- [YOUR GOAL]: Where does the string "органа" appear? Copy every line of the entries below that holds it.

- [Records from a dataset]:
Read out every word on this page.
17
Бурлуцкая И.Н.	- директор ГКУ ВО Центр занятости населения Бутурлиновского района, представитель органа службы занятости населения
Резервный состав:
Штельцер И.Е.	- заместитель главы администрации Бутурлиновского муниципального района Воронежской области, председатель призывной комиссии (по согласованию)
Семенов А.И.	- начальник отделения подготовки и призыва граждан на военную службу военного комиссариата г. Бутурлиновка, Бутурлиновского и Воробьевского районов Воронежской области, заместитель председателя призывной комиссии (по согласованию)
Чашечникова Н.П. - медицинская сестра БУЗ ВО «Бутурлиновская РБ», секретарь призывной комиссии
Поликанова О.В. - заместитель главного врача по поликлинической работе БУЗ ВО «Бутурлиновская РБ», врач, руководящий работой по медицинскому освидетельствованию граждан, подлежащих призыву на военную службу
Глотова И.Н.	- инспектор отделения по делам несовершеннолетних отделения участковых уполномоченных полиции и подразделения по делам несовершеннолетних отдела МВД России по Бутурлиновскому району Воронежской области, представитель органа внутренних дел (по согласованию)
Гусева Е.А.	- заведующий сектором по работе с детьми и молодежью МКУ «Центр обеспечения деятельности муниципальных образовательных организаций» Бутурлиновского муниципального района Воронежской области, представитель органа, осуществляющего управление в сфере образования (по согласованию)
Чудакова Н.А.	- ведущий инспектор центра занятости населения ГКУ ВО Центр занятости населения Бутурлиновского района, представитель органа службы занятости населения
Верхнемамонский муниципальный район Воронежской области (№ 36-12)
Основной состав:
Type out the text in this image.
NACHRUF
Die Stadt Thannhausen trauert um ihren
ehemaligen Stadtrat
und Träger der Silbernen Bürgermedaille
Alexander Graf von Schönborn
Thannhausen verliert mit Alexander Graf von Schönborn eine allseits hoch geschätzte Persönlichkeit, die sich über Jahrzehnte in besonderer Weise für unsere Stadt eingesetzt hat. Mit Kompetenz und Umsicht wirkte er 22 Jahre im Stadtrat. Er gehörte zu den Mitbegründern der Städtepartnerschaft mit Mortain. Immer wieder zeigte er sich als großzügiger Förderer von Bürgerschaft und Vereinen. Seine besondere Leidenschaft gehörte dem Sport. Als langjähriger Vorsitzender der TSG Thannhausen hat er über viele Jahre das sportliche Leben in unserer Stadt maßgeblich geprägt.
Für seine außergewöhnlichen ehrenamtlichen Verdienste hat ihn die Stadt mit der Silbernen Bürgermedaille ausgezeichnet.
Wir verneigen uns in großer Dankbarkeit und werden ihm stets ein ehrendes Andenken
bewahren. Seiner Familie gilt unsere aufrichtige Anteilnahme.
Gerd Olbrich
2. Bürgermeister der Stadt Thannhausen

- [WORKED SOLUTION]:
Бурлуцкая И.Н.	- директор ГКУ ВО Центр занятости населения Бутурлиновского района, представитель органа службы занятости населения
Глотова И.Н.	- инспектор отделения по делам несовершеннолетних отделения участковых уполномоченных полиции и подразделения по делам несовершеннолетних отдела МВД России по Бутурлиновскому району Воронежской области, представитель органа внутренних дел (по согласованию)
Гусева Е.А.	- заведующий сектором по работе с детьми и молодежью МКУ «Центр обеспечения деятельности муниципальных образовательных организаций» Бутурлиновского муниципального района Воронежской области, представитель органа, осуществляющего управление в сфере образования (по согласованию)
Чудакова Н.А.	- ведущий инспектор центра занятости населения ГКУ ВО Центр занятости населения Бутурлиновского района, представитель органа службы занятости населения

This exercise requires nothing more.